Check each line for the word "seconds" and report how many have it. Give nothing else.

**Listed entries:**

* * * * *

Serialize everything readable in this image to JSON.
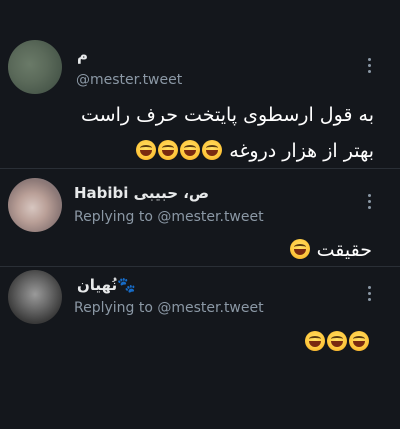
{
  "tweets": [
    {
      "display_name": "م",
      "handle": "@mester.tweet",
      "text_line_1": "به قول ارسطوی پایتخت حرف راست",
      "text_line_2": "بهتر از هزار دروغه",
      "emoji": "grinning-face-with-sweat"
    },
    {
      "display_name": "Habibi ص، حبیبی",
      "replying_to": "Replying to @mester.tweet",
      "text": "حقیقت",
      "emoji": "grinning-face-with-sweat"
    },
    {
      "display_name": "نُهیان🐾",
      "replying_to": "Replying to @mester.tweet",
      "emoji": "grinning-face-with-sweat"
    }
  ],
  "colors": {
    "background": "#14171c",
    "divider": "#2a2f36",
    "primary_text": "#ffffff",
    "secondary_text": "#8b98a5"
  }
}
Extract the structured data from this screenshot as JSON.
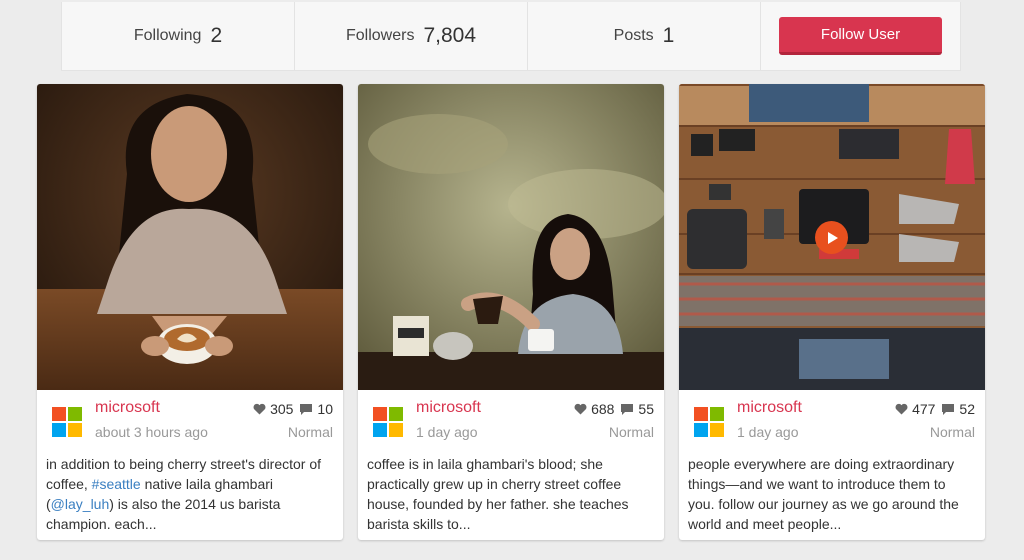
{
  "stats": {
    "following_label": "Following",
    "following_value": "2",
    "followers_label": "Followers",
    "followers_value": "7,804",
    "posts_label": "Posts",
    "posts_value": "1",
    "follow_button": "Follow User"
  },
  "brand_colors": {
    "accent": "#d8354f",
    "link": "#3a7fc1",
    "ms_red": "#f25022",
    "ms_green": "#7fba00",
    "ms_blue": "#00a4ef",
    "ms_yellow": "#ffb900"
  },
  "posts": [
    {
      "author": "microsoft",
      "time": "about 3 hours ago",
      "likes": "305",
      "comments": "10",
      "filter": "Normal",
      "desc_1": "in addition to being cherry street's director of coffee, ",
      "hashtag": "#seattle",
      "desc_2": " native laila ghambari (",
      "mention": "@lay_luh",
      "desc_3": ") is also the 2014 us barista champion. each..."
    },
    {
      "author": "microsoft",
      "time": "1 day ago",
      "likes": "688",
      "comments": "55",
      "filter": "Normal",
      "desc": "coffee is in laila ghambari's blood; she practically grew up in cherry street coffee house, founded by her father. she teaches barista skills to..."
    },
    {
      "author": "microsoft",
      "time": "1 day ago",
      "likes": "477",
      "comments": "52",
      "filter": "Normal",
      "desc": "people everywhere are doing extraordinary things—and we want to introduce them to you. follow our journey as we go around the world and meet people..."
    }
  ],
  "icons": {
    "like": "heart-icon",
    "comment": "comment-icon",
    "video": "play-icon",
    "logo": "microsoft-logo-icon"
  }
}
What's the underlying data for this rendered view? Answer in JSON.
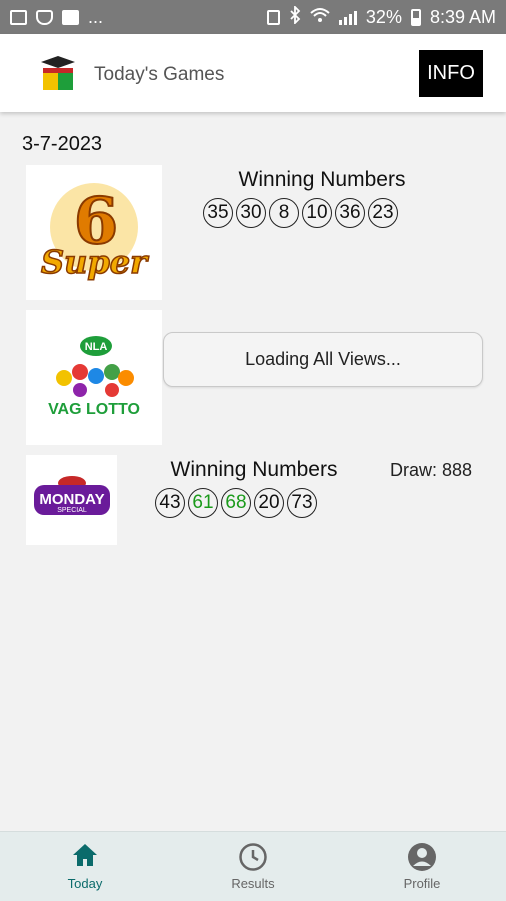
{
  "status_bar": {
    "left_text": "...",
    "battery": "32%",
    "time": "8:39 AM"
  },
  "header": {
    "title": "Today's Games",
    "info_button": "INFO"
  },
  "date": "3-7-2023",
  "games": [
    {
      "logo_text": "Super 6",
      "logo_number": "6",
      "logo_word": "Super",
      "title": "Winning Numbers",
      "numbers": [
        "35",
        "30",
        "8",
        "10",
        "36",
        "23"
      ]
    },
    {
      "logo_top": "NLA",
      "logo_text": "VAG LOTTO",
      "loading_text": "Loading All Views..."
    },
    {
      "logo_text": "MONDAY",
      "logo_sub": "SPECIAL",
      "title": "Winning Numbers",
      "draw": "Draw: 888",
      "numbers": [
        "43",
        "61",
        "68",
        "20",
        "73"
      ],
      "highlighted": [
        "61",
        "68"
      ]
    }
  ],
  "bottom_nav": [
    {
      "label": "Today",
      "icon": "home-icon",
      "active": true
    },
    {
      "label": "Results",
      "icon": "clock-icon",
      "active": false
    },
    {
      "label": "Profile",
      "icon": "profile-icon",
      "active": false
    }
  ],
  "colors": {
    "accent": "#0b6b6b",
    "hit": "#1a9a1a",
    "background": "#f2f2f2",
    "nav_background": "#e4ecec"
  }
}
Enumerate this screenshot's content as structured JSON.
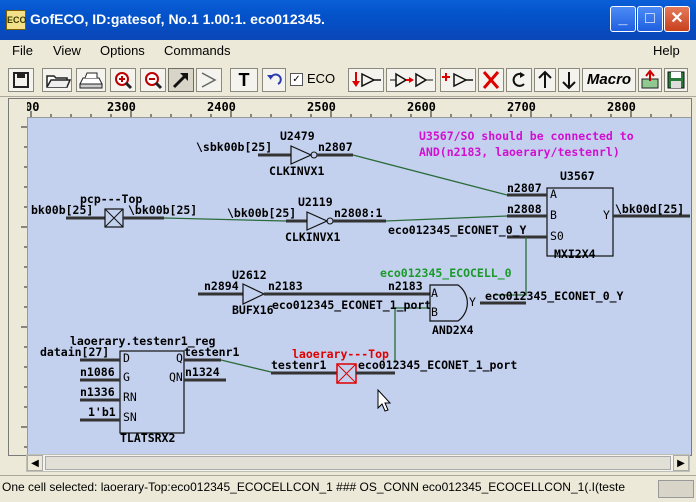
{
  "window": {
    "title": "GofECO, ID:gatesof, No.1 1.00:1. eco012345.",
    "icon_text": "ECO",
    "minimize_glyph": "_",
    "maximize_glyph": "□",
    "close_glyph": "✕"
  },
  "menu": {
    "file": "File",
    "view": "View",
    "options": "Options",
    "commands": "Commands",
    "help": "Help"
  },
  "toolbar": {
    "eco_checkbox_label": "ECO",
    "eco_checked": true,
    "text_tool": "T",
    "macro_label": "Macro"
  },
  "ruler": {
    "ticks": [
      "2300",
      "2400",
      "2500",
      "2600",
      "2700",
      "2800"
    ],
    "left_partial": "00"
  },
  "schematic": {
    "note_line1": "U3567/SO should be connected to",
    "note_line2": "AND(n2183, laoerary/testenrl)",
    "u2479": {
      "name": "U2479",
      "type": "CLKINVX1",
      "in_net": "\\sbk00b[25]",
      "out_net": "n2807"
    },
    "u2119": {
      "name": "U2119",
      "type": "CLKINVX1",
      "in_net": "\\bk00b[25]",
      "out_net": "n2808:1"
    },
    "u3567": {
      "name": "U3567",
      "type": "MXI2X4",
      "pin_a": "A",
      "pin_b": "B",
      "pin_s0": "S0",
      "pin_y": "Y",
      "net_a": "n2807",
      "net_b": "n2808",
      "net_s0": "eco012345_ECONET_0_Y",
      "net_y": "\\bk00d[25]"
    },
    "pcp": {
      "name": "pcp---Top",
      "left_net": "bk00b[25]",
      "right_net": "\\bk00b[25]"
    },
    "u2612": {
      "name": "U2612",
      "type": "BUFX16",
      "in_net": "n2894",
      "out_net": "n2183"
    },
    "and": {
      "name": "eco012345_ECOCELL_0",
      "type": "AND2X4",
      "pin_a": "A",
      "pin_b": "B",
      "pin_y": "Y",
      "net_a": "n2183",
      "net_b": "eco012345_ECONET_1_port",
      "net_y": "eco012345_ECONET_0_Y"
    },
    "latch": {
      "name": "laoerary.testenr1_reg",
      "type": "TLATSRX2",
      "pin_d": "D",
      "pin_g": "G",
      "pin_rn": "RN",
      "pin_sn": "SN",
      "pin_q": "Q",
      "pin_qn": "QN",
      "net_d": "datain[27]",
      "net_g": "n1086",
      "net_rn": "n1336",
      "net_sn": "1'b1",
      "net_q": "testenr1",
      "net_qn": "n1324"
    },
    "laoerary": {
      "name": "laoerary---Top",
      "left_net": "testenr1",
      "right_net": "eco012345_ECONET_1_port"
    }
  },
  "status": {
    "text": "One cell selected: laoerary-Top:eco012345_ECOCELLCON_1 ### OS_CONN eco012345_ECOCELLCON_1(.I(teste"
  },
  "colors": {
    "canvas_bg": "#c4d1ee",
    "wire": "#2b6b3a",
    "note": "#d10fd1",
    "selected_label": "#e00000",
    "eco_cell_label": "#1a9a2a"
  }
}
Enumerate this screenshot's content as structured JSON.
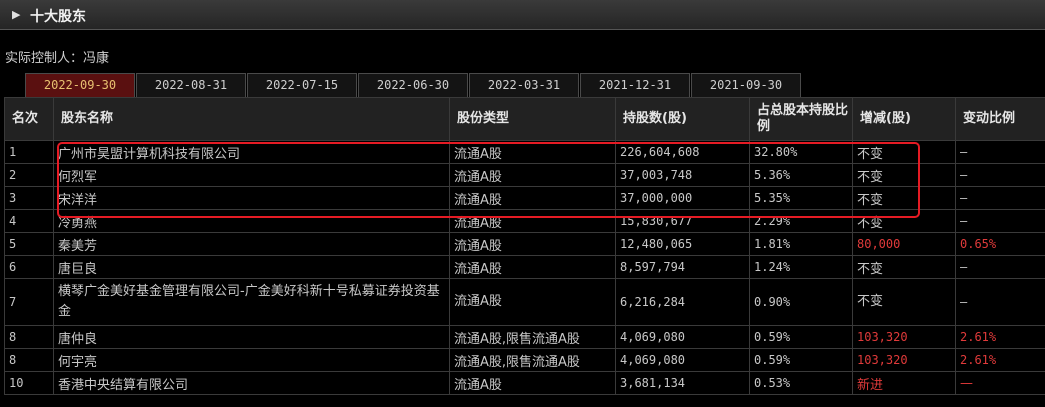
{
  "panel": {
    "title": "十大股东"
  },
  "controller": "实际控制人：冯康",
  "tabs": [
    {
      "label": "2022-09-30",
      "active": true
    },
    {
      "label": "2022-08-31",
      "active": false
    },
    {
      "label": "2022-07-15",
      "active": false
    },
    {
      "label": "2022-06-30",
      "active": false
    },
    {
      "label": "2022-03-31",
      "active": false
    },
    {
      "label": "2021-12-31",
      "active": false
    },
    {
      "label": "2021-09-30",
      "active": false
    }
  ],
  "columns": [
    "名次",
    "股东名称",
    "股份类型",
    "持股数(股)",
    "占总股本持股比例",
    "增减(股)",
    "变动比例"
  ],
  "rows": [
    {
      "rank": "1",
      "name": "广州市昊盟计算机科技有限公司",
      "type": "流通A股",
      "shares": "226,604,608",
      "pct": "32.80%",
      "change": "不变",
      "ratio": "—"
    },
    {
      "rank": "2",
      "name": "何烈军",
      "type": "流通A股",
      "shares": "37,003,748",
      "pct": "5.36%",
      "change": "不变",
      "ratio": "—"
    },
    {
      "rank": "3",
      "name": "宋洋洋",
      "type": "流通A股",
      "shares": "37,000,000",
      "pct": "5.35%",
      "change": "不变",
      "ratio": "—"
    },
    {
      "rank": "4",
      "name": "冷勇燕",
      "type": "流通A股",
      "shares": "15,830,677",
      "pct": "2.29%",
      "change": "不变",
      "ratio": "—"
    },
    {
      "rank": "5",
      "name": "秦美芳",
      "type": "流通A股",
      "shares": "12,480,065",
      "pct": "1.81%",
      "change": "80,000",
      "ratio": "0.65%"
    },
    {
      "rank": "6",
      "name": "唐巨良",
      "type": "流通A股",
      "shares": "8,597,794",
      "pct": "1.24%",
      "change": "不变",
      "ratio": "—"
    },
    {
      "rank": "7",
      "name": "横琴广金美好基金管理有限公司-广金美好科新十号私募证券投资基金",
      "type": "流通A股",
      "shares": "6,216,284",
      "pct": "0.90%",
      "change": "不变",
      "ratio": "—"
    },
    {
      "rank": "8",
      "name": "唐仲良",
      "type": "流通A股,限售流通A股",
      "shares": "4,069,080",
      "pct": "0.59%",
      "change": "103,320",
      "ratio": "2.61%"
    },
    {
      "rank": "8",
      "name": "何宇亮",
      "type": "流通A股,限售流通A股",
      "shares": "4,069,080",
      "pct": "0.59%",
      "change": "103,320",
      "ratio": "2.61%"
    },
    {
      "rank": "10",
      "name": "香港中央结算有限公司",
      "type": "流通A股",
      "shares": "3,681,134",
      "pct": "0.53%",
      "change": "新进",
      "ratio": "—"
    }
  ],
  "colors": {
    "active_tab_bg": "#5a1010",
    "increase": "#e03a3a",
    "highlight_box": "#e51b24"
  }
}
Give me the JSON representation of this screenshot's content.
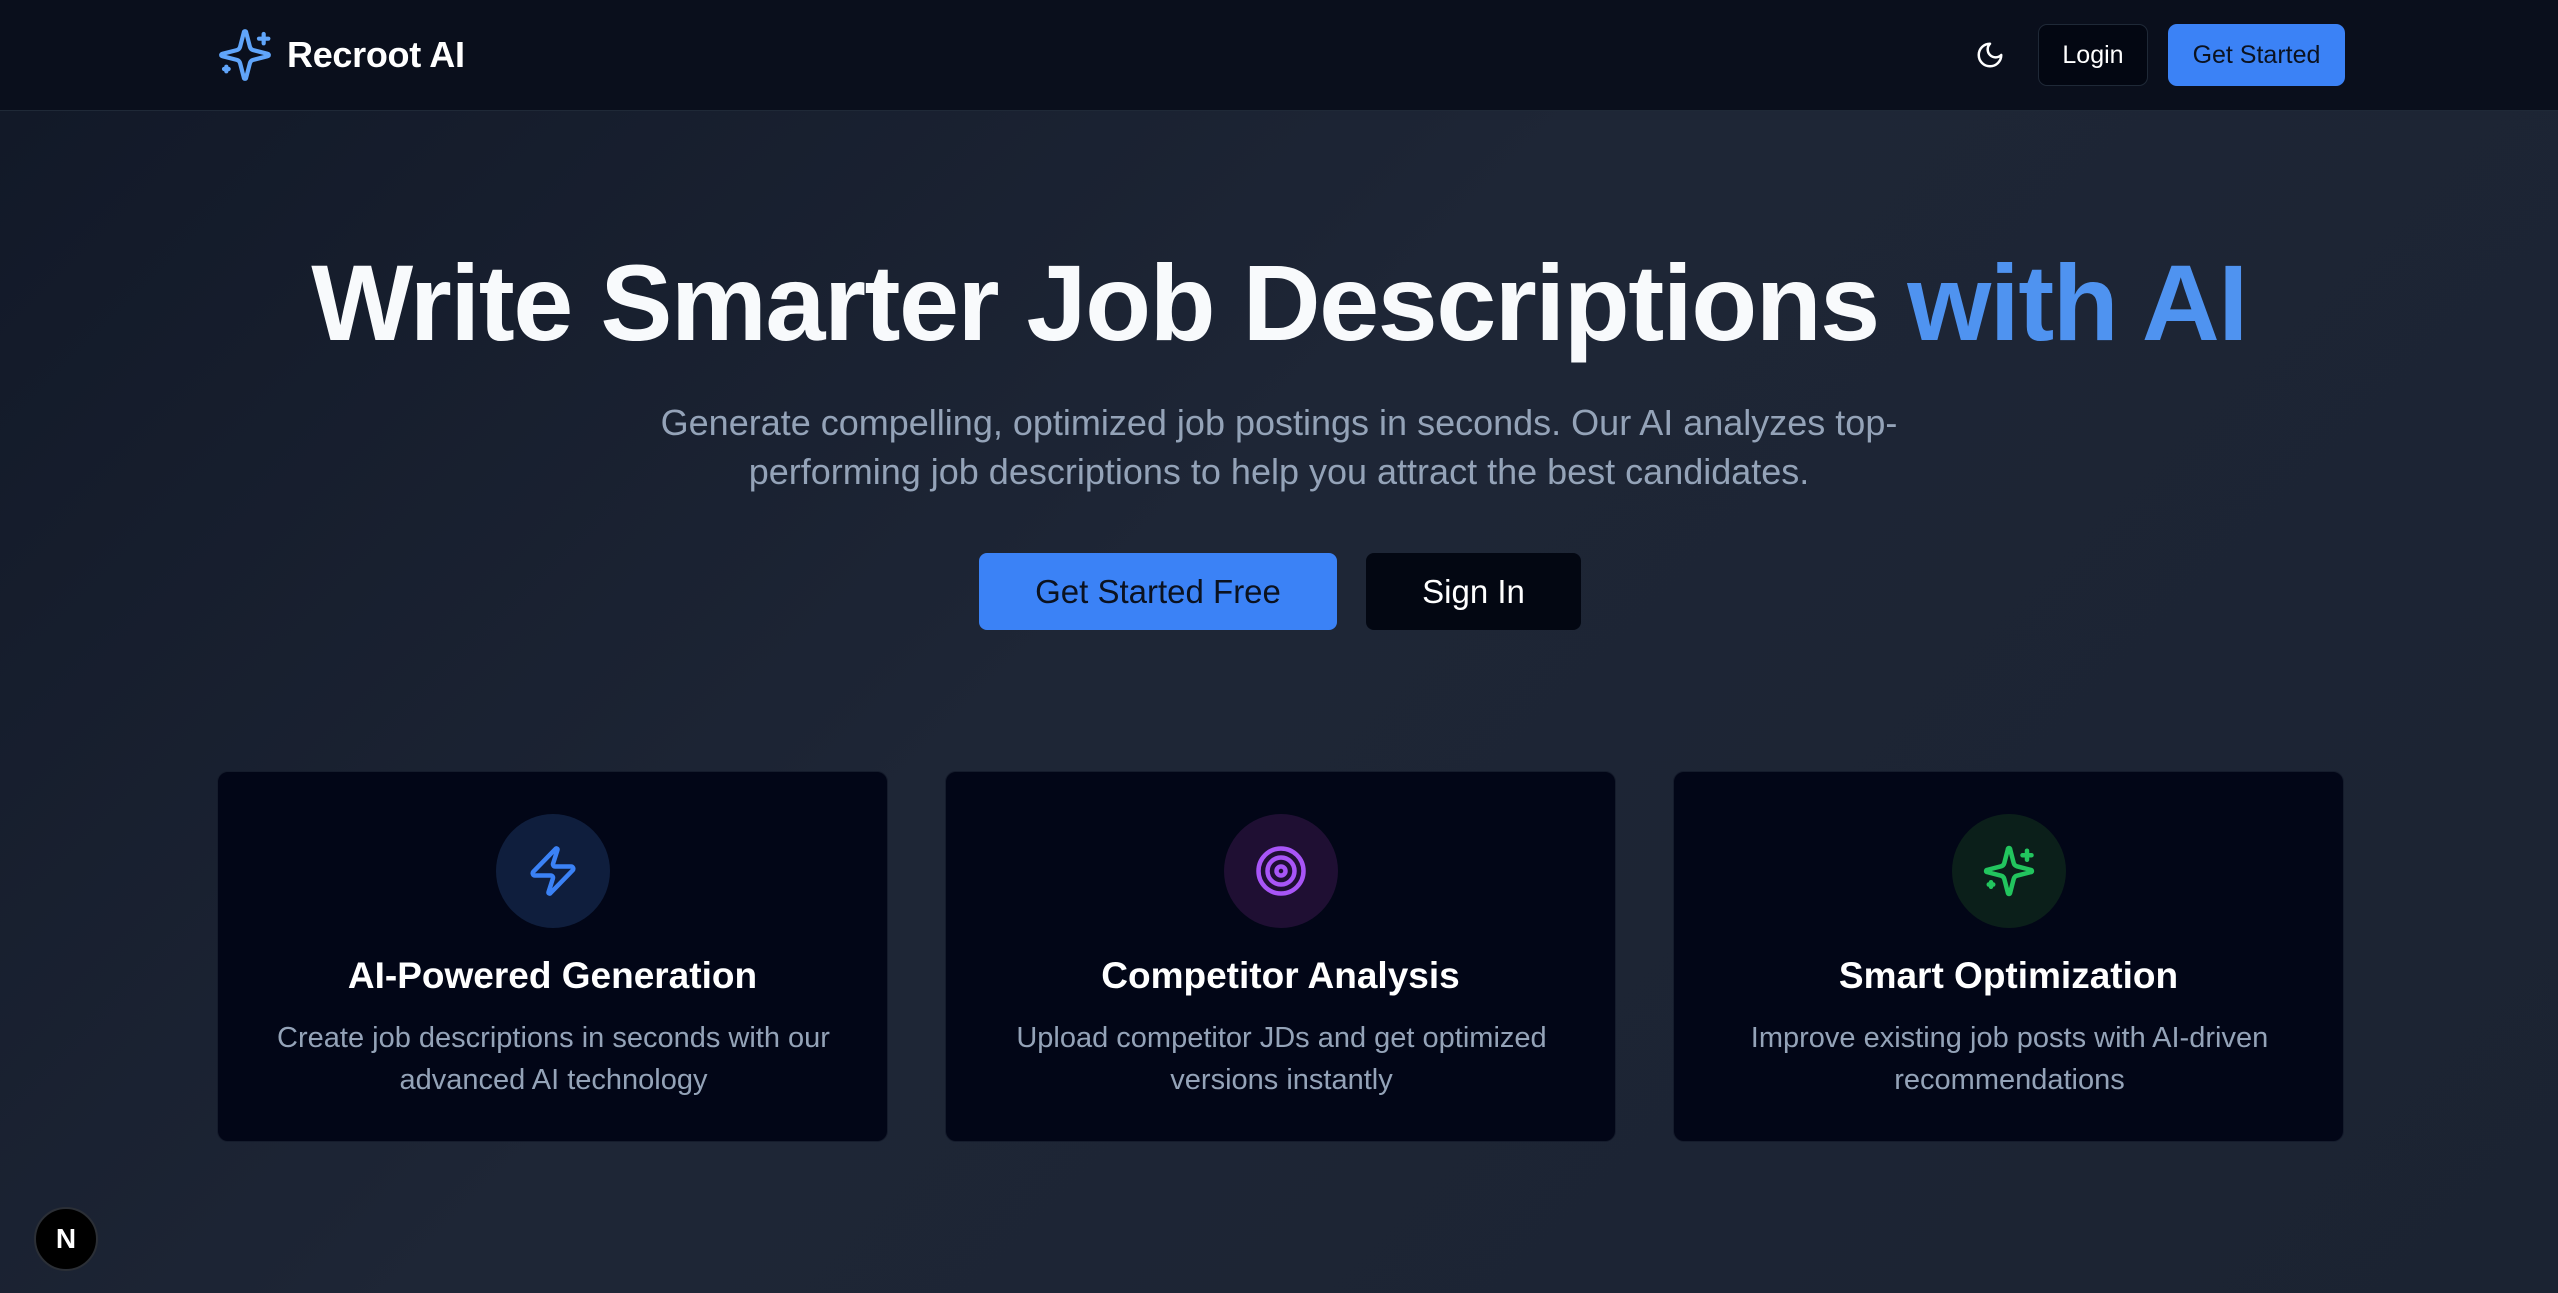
{
  "header": {
    "brand_name": "Recroot AI",
    "login_label": "Login",
    "get_started_label": "Get Started"
  },
  "hero": {
    "title_main": "Write Smarter Job Descriptions ",
    "title_accent": "with AI",
    "subtitle": "Generate compelling, optimized job postings in seconds. Our AI analyzes top-performing job descriptions to help you attract the best candidates.",
    "cta_primary": "Get Started Free",
    "cta_secondary": "Sign In"
  },
  "features": [
    {
      "icon": "lightning-icon",
      "title": "AI-Powered Generation",
      "description": "Create job descriptions in seconds with our advanced AI technology",
      "accent_color": "#3b82f6"
    },
    {
      "icon": "target-icon",
      "title": "Competitor Analysis",
      "description": "Upload competitor JDs and get optimized versions instantly",
      "accent_color": "#a855f7"
    },
    {
      "icon": "sparkles-icon",
      "title": "Smart Optimization",
      "description": "Improve existing job posts with AI-driven recommendations",
      "accent_color": "#22c55e"
    }
  ],
  "dev_badge": {
    "label": "N"
  },
  "colors": {
    "accent": "#3b82f6",
    "accent_text": "#4f93f0",
    "background": "#1e2636",
    "header_bg": "#0a0f1c",
    "card_bg": "#020617",
    "muted_text": "#94a3b8"
  }
}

* * * * *

**Result:** 2